■ Your objective:
Every line that includes the word "Temperature" is to be listed.

■ Listed records:
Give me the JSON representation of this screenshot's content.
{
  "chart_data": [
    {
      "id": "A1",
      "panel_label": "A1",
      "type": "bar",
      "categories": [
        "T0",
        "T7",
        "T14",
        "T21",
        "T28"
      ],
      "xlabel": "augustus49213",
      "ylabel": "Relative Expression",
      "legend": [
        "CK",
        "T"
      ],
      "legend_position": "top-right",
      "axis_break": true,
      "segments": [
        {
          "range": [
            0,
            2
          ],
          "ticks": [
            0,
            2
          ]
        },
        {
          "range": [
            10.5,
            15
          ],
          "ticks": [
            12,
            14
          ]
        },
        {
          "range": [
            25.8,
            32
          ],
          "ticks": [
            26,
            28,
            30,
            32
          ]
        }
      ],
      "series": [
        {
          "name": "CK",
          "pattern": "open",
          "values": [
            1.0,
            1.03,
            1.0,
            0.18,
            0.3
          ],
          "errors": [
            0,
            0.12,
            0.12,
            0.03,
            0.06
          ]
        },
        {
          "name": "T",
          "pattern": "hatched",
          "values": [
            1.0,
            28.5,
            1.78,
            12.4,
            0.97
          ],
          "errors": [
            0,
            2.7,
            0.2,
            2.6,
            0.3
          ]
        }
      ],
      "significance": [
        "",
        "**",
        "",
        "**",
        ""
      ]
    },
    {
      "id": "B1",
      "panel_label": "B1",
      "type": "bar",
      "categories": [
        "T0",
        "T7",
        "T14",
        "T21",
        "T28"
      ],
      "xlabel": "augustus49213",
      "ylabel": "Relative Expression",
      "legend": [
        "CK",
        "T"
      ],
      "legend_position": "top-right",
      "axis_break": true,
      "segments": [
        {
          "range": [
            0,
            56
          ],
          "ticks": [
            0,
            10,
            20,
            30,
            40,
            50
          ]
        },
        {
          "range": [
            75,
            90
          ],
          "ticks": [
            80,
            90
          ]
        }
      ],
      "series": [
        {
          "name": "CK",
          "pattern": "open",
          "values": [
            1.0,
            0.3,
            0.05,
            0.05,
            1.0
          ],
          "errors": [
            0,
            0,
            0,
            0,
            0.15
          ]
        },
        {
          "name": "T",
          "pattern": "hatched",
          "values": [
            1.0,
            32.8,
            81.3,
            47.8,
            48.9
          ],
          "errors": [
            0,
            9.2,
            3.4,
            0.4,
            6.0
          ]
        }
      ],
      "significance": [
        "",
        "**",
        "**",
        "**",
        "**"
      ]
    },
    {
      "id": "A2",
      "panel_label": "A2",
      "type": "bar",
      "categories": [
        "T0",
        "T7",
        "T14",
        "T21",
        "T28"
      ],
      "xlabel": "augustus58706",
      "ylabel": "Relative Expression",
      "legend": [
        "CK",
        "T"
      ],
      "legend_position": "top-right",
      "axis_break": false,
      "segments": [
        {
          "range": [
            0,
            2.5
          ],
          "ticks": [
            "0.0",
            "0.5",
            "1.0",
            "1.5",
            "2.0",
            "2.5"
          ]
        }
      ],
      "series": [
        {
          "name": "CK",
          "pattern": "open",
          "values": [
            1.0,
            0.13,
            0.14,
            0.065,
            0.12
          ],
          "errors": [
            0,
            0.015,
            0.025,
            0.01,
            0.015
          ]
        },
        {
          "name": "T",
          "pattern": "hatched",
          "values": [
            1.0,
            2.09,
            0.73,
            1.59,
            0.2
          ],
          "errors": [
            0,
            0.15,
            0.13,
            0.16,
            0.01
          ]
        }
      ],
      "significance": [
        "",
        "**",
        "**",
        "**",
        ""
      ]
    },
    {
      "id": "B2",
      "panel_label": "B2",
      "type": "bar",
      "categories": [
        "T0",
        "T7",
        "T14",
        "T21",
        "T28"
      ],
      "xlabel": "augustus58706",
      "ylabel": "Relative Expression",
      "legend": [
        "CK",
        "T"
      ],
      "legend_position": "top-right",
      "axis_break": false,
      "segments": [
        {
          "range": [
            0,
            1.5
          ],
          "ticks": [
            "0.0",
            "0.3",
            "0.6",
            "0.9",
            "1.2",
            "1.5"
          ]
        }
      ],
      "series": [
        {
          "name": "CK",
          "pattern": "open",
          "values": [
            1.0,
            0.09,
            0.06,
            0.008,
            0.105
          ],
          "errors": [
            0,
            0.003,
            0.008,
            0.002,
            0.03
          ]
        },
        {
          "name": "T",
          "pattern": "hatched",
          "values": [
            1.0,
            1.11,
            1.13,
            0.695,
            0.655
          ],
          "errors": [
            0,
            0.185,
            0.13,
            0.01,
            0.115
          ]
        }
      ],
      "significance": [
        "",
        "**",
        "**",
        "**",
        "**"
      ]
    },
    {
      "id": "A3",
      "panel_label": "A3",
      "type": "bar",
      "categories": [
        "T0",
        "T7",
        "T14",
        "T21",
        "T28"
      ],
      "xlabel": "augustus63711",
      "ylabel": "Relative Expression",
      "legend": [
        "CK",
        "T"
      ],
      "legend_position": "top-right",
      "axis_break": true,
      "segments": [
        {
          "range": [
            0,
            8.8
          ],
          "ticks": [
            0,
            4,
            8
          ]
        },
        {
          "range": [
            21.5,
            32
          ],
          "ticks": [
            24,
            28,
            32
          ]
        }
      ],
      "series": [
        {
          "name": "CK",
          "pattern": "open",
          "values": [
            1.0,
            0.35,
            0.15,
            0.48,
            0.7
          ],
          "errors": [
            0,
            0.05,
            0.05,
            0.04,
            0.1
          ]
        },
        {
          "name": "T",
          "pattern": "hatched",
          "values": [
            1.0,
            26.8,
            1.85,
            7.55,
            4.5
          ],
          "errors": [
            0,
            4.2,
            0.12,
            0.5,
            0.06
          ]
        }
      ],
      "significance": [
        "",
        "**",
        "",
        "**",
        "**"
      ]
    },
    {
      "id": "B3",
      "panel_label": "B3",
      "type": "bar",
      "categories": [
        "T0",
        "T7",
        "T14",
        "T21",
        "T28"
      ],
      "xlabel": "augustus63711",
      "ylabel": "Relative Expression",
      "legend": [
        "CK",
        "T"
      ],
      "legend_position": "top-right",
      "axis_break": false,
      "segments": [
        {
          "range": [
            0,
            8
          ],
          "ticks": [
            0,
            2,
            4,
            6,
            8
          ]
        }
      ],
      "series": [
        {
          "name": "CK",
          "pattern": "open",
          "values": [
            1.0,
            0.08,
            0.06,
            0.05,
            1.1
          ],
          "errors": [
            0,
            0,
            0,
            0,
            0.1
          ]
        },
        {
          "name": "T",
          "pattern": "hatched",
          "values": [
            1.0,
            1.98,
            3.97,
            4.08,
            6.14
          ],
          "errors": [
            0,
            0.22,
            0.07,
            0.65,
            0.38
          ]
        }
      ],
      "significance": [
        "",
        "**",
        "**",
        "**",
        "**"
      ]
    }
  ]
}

--

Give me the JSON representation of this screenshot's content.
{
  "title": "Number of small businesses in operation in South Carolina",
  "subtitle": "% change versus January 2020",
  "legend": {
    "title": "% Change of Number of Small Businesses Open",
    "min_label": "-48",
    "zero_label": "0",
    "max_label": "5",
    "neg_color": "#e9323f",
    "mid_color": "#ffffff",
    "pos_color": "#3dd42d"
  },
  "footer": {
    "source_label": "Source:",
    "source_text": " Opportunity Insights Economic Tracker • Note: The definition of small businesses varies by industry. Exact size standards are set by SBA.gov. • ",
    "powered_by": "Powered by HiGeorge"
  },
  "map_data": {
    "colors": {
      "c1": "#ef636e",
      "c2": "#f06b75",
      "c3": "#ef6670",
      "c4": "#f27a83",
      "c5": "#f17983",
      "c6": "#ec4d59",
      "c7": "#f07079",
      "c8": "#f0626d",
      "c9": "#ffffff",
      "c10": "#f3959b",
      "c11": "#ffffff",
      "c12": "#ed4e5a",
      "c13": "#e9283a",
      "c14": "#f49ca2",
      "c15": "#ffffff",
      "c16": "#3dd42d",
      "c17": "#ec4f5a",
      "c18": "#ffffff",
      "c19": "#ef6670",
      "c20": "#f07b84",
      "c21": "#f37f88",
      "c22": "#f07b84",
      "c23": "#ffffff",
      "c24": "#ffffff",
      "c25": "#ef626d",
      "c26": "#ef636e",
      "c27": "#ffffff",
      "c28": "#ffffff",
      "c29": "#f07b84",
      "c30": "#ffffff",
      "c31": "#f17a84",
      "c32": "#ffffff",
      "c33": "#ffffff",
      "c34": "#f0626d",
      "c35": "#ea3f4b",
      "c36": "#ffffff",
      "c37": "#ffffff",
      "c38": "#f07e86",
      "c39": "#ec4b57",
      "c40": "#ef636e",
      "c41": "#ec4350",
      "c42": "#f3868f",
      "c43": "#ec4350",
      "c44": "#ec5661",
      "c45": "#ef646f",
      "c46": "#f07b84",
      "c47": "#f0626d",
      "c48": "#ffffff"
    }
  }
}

...

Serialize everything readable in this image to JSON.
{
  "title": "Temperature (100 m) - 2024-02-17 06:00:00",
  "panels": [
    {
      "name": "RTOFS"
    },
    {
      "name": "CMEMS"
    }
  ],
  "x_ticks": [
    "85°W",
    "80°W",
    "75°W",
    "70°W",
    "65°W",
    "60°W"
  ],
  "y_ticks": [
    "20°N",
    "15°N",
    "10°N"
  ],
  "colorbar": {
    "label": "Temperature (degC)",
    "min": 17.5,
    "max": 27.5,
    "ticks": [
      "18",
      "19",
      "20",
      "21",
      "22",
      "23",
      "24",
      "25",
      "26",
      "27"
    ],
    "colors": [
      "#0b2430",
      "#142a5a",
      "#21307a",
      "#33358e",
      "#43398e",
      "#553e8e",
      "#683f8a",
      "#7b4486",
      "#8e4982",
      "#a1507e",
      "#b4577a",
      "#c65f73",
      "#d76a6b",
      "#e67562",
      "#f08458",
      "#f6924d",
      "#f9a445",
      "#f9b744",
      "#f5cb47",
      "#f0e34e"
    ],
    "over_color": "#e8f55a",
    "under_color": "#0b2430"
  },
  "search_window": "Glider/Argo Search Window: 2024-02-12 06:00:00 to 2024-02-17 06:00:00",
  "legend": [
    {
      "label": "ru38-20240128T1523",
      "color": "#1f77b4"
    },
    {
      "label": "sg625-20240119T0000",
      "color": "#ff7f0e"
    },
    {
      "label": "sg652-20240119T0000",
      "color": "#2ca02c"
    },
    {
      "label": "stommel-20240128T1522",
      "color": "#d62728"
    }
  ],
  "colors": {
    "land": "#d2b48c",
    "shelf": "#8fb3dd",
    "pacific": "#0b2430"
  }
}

■ Expected answer:
  "title": "Temperature (100 m) - 2024-02-17 06:00:00",
    "label": "Temperature (degC)",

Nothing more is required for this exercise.